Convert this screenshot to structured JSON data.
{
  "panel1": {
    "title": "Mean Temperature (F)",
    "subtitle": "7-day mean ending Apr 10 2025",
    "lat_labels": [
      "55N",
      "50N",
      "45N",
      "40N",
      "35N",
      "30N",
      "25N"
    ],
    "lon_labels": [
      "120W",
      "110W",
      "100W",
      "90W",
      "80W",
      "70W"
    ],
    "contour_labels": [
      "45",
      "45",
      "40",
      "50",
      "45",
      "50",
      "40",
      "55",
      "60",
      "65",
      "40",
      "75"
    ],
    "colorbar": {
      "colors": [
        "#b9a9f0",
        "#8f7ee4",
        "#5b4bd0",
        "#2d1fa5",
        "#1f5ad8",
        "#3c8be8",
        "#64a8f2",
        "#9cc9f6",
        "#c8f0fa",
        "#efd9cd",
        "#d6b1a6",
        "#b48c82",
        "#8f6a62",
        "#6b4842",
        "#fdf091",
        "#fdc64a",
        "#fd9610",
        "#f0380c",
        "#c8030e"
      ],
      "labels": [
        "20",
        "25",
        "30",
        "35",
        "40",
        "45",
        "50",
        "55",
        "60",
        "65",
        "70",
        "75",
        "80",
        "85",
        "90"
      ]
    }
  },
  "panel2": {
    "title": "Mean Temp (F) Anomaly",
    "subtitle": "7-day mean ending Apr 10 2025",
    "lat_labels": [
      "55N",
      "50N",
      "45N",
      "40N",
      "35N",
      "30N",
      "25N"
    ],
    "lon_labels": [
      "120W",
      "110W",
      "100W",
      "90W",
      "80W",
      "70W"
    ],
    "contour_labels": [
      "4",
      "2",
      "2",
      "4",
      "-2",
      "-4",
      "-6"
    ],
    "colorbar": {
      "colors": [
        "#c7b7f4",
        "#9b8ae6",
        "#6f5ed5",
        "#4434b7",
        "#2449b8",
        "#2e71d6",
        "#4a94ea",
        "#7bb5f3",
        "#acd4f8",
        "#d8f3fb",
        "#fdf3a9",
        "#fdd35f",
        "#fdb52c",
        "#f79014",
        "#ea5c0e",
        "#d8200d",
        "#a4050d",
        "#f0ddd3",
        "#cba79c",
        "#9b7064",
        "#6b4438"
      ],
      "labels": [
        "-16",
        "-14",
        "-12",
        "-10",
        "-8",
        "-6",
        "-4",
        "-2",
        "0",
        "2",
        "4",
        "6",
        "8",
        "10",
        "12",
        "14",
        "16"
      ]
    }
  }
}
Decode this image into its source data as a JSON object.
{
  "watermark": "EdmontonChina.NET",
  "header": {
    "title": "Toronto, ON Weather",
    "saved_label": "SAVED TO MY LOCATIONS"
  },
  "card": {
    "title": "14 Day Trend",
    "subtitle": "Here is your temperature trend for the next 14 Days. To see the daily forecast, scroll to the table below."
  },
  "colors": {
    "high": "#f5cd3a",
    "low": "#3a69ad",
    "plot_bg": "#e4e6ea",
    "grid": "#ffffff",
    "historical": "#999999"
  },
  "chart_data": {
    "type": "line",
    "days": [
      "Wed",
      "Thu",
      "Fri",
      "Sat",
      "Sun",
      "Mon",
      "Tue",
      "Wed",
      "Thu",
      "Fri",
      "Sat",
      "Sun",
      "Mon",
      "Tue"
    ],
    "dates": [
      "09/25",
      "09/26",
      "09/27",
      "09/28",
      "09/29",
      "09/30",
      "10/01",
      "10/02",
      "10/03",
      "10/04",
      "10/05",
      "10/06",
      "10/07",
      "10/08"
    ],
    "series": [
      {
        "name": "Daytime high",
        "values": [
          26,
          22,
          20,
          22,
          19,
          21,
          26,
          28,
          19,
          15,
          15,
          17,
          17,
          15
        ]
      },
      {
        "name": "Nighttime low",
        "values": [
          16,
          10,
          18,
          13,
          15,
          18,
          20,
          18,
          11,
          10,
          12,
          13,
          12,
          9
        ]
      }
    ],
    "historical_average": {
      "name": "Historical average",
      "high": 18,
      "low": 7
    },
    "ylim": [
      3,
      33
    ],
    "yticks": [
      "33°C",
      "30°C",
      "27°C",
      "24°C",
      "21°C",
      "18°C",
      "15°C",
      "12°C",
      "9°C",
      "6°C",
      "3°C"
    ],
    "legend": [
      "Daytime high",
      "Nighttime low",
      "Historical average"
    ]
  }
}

--*--

**STATED TASK**
Copy out all the entries shown above, character for character.

**TASK RESPONSE**
Convert this screenshot to structured JSON data.
{
  "panel1": {
    "title": "Mean Temperature (F)",
    "subtitle": "7-day mean ending Apr 10 2025",
    "lat_labels": [
      "55N",
      "50N",
      "45N",
      "40N",
      "35N",
      "30N",
      "25N"
    ],
    "lon_labels": [
      "120W",
      "110W",
      "100W",
      "90W",
      "80W",
      "70W"
    ],
    "contour_labels": [
      "45",
      "45",
      "40",
      "50",
      "45",
      "50",
      "40",
      "55",
      "60",
      "65",
      "40",
      "75"
    ],
    "colorbar": {
      "colors": [
        "#b9a9f0",
        "#8f7ee4",
        "#5b4bd0",
        "#2d1fa5",
        "#1f5ad8",
        "#3c8be8",
        "#64a8f2",
        "#9cc9f6",
        "#c8f0fa",
        "#efd9cd",
        "#d6b1a6",
        "#b48c82",
        "#8f6a62",
        "#6b4842",
        "#fdf091",
        "#fdc64a",
        "#fd9610",
        "#f0380c",
        "#c8030e"
      ],
      "labels": [
        "20",
        "25",
        "30",
        "35",
        "40",
        "45",
        "50",
        "55",
        "60",
        "65",
        "70",
        "75",
        "80",
        "85",
        "90"
      ]
    }
  },
  "panel2": {
    "title": "Mean Temp (F) Anomaly",
    "subtitle": "7-day mean ending Apr 10 2025",
    "lat_labels": [
      "55N",
      "50N",
      "45N",
      "40N",
      "35N",
      "30N",
      "25N"
    ],
    "lon_labels": [
      "120W",
      "110W",
      "100W",
      "90W",
      "80W",
      "70W"
    ],
    "contour_labels": [
      "4",
      "2",
      "2",
      "4",
      "-2",
      "-4",
      "-6"
    ],
    "colorbar": {
      "colors": [
        "#c7b7f4",
        "#9b8ae6",
        "#6f5ed5",
        "#4434b7",
        "#2449b8",
        "#2e71d6",
        "#4a94ea",
        "#7bb5f3",
        "#acd4f8",
        "#d8f3fb",
        "#fdf3a9",
        "#fdd35f",
        "#fdb52c",
        "#f79014",
        "#ea5c0e",
        "#d8200d",
        "#a4050d",
        "#f0ddd3",
        "#cba79c",
        "#9b7064",
        "#6b4438"
      ],
      "labels": [
        "-16",
        "-14",
        "-12",
        "-10",
        "-8",
        "-6",
        "-4",
        "-2",
        "0",
        "2",
        "4",
        "6",
        "8",
        "10",
        "12",
        "14",
        "16"
      ]
    }
  }
}
Decode this image into its source data as a JSON object.
{
  "watermark": "EdmontonChina.NET",
  "header": {
    "title": "Toronto, ON Weather",
    "saved_label": "SAVED TO MY LOCATIONS"
  },
  "card": {
    "title": "14 Day Trend",
    "subtitle": "Here is your temperature trend for the next 14 Days. To see the daily forecast, scroll to the table below."
  },
  "colors": {
    "high": "#f5cd3a",
    "low": "#3a69ad",
    "plot_bg": "#e4e6ea",
    "grid": "#ffffff",
    "historical": "#999999"
  },
  "chart_data": {
    "type": "line",
    "days": [
      "Wed",
      "Thu",
      "Fri",
      "Sat",
      "Sun",
      "Mon",
      "Tue",
      "Wed",
      "Thu",
      "Fri",
      "Sat",
      "Sun",
      "Mon",
      "Tue"
    ],
    "dates": [
      "09/25",
      "09/26",
      "09/27",
      "09/28",
      "09/29",
      "09/30",
      "10/01",
      "10/02",
      "10/03",
      "10/04",
      "10/05",
      "10/06",
      "10/07",
      "10/08"
    ],
    "series": [
      {
        "name": "Daytime high",
        "values": [
          26,
          22,
          20,
          22,
          19,
          21,
          26,
          28,
          19,
          15,
          15,
          17,
          17,
          15
        ]
      },
      {
        "name": "Nighttime low",
        "values": [
          16,
          10,
          18,
          13,
          15,
          18,
          20,
          18,
          11,
          10,
          12,
          13,
          12,
          9
        ]
      }
    ],
    "historical_average": {
      "name": "Historical average",
      "high": 18,
      "low": 7
    },
    "ylim": [
      3,
      33
    ],
    "yticks": [
      "33°C",
      "30°C",
      "27°C",
      "24°C",
      "21°C",
      "18°C",
      "15°C",
      "12°C",
      "9°C",
      "6°C",
      "3°C"
    ],
    "legend": [
      "Daytime high",
      "Nighttime low",
      "Historical average"
    ]
  }
}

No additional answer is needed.